PROBLEM TO SOLVE
Copy each line of the records that contains the word "ffffff".

RECORDS PROVIDED
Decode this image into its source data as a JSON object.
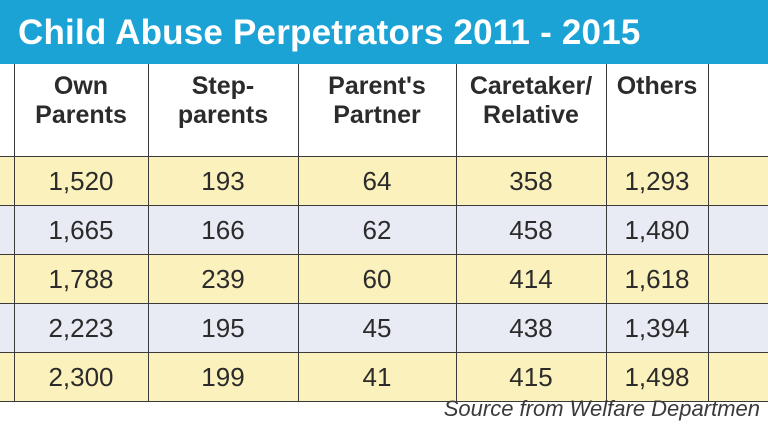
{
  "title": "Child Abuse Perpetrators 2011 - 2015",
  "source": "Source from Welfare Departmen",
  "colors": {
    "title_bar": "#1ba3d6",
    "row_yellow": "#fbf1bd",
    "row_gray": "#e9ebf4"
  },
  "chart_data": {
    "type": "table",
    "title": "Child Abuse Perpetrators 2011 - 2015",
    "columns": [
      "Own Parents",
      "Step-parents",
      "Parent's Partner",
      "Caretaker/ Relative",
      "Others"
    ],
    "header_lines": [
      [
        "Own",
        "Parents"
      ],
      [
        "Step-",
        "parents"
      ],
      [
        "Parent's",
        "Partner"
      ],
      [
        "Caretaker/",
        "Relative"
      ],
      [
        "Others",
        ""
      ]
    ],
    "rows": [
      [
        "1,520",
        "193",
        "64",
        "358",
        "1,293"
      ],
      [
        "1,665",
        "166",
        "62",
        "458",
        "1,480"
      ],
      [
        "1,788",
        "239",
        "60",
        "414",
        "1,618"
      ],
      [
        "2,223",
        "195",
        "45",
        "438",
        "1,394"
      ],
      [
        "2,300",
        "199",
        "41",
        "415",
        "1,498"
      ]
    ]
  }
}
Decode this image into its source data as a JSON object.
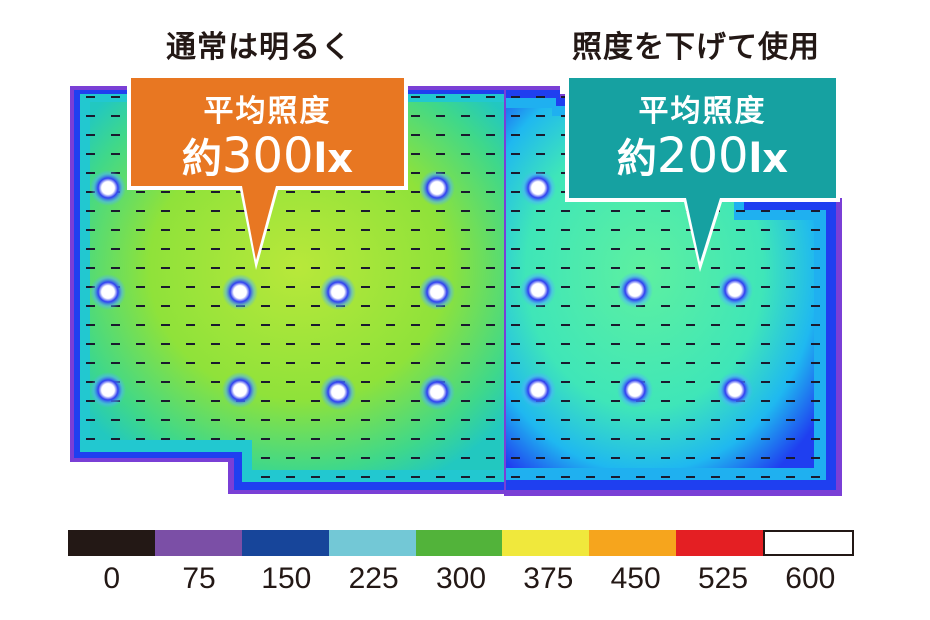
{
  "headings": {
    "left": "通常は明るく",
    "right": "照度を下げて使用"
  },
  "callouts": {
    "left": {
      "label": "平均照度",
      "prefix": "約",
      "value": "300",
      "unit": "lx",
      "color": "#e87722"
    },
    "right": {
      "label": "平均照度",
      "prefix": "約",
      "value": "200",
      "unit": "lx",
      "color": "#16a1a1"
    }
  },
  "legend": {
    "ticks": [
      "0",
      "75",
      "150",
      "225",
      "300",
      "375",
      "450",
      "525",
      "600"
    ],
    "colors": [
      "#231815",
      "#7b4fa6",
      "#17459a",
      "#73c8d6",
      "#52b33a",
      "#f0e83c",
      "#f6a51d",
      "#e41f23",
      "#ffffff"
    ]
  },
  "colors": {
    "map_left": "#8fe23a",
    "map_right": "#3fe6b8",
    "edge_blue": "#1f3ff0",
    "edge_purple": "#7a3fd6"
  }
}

* * *

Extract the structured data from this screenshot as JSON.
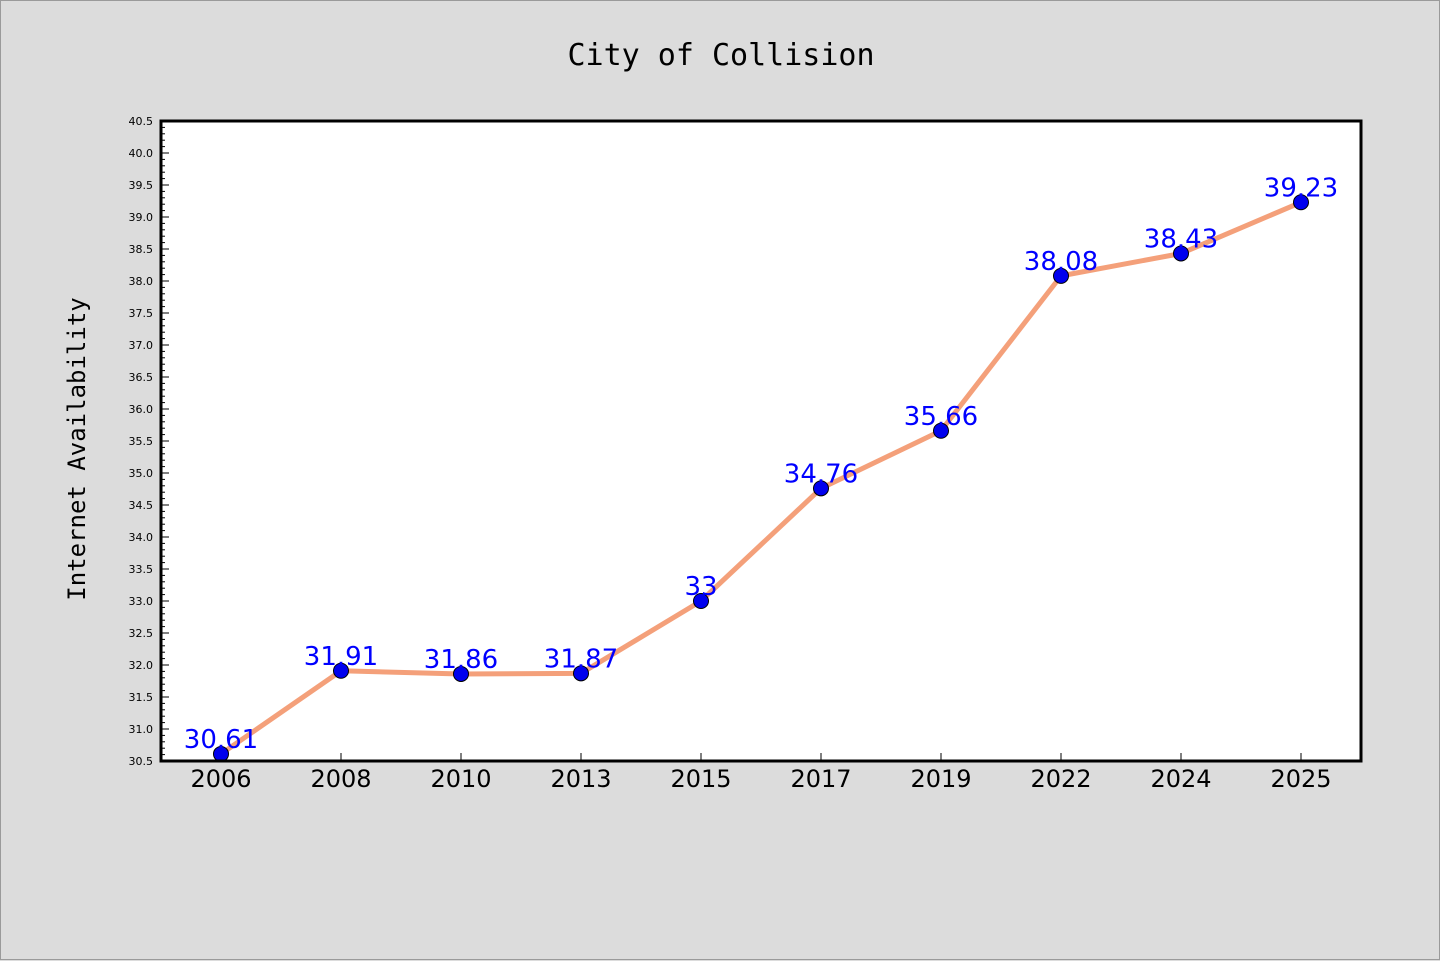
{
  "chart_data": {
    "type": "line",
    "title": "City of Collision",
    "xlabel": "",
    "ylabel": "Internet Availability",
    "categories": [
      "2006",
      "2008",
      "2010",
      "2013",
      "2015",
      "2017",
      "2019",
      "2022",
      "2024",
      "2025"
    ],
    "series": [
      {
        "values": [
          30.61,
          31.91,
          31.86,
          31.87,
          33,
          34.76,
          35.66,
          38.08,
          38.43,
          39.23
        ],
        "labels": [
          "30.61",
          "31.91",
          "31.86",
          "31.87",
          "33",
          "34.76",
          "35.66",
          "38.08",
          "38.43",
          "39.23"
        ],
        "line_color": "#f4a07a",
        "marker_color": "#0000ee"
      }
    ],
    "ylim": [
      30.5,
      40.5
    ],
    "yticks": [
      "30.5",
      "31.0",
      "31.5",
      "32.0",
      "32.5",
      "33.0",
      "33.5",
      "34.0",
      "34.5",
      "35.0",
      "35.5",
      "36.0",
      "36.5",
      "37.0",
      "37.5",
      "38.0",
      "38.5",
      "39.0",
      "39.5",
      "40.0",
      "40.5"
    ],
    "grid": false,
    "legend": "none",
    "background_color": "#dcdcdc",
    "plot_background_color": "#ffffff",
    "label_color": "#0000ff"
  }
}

TASK SOLUTION
      "#ffffff"
    "plot_background_color": "#ffffff",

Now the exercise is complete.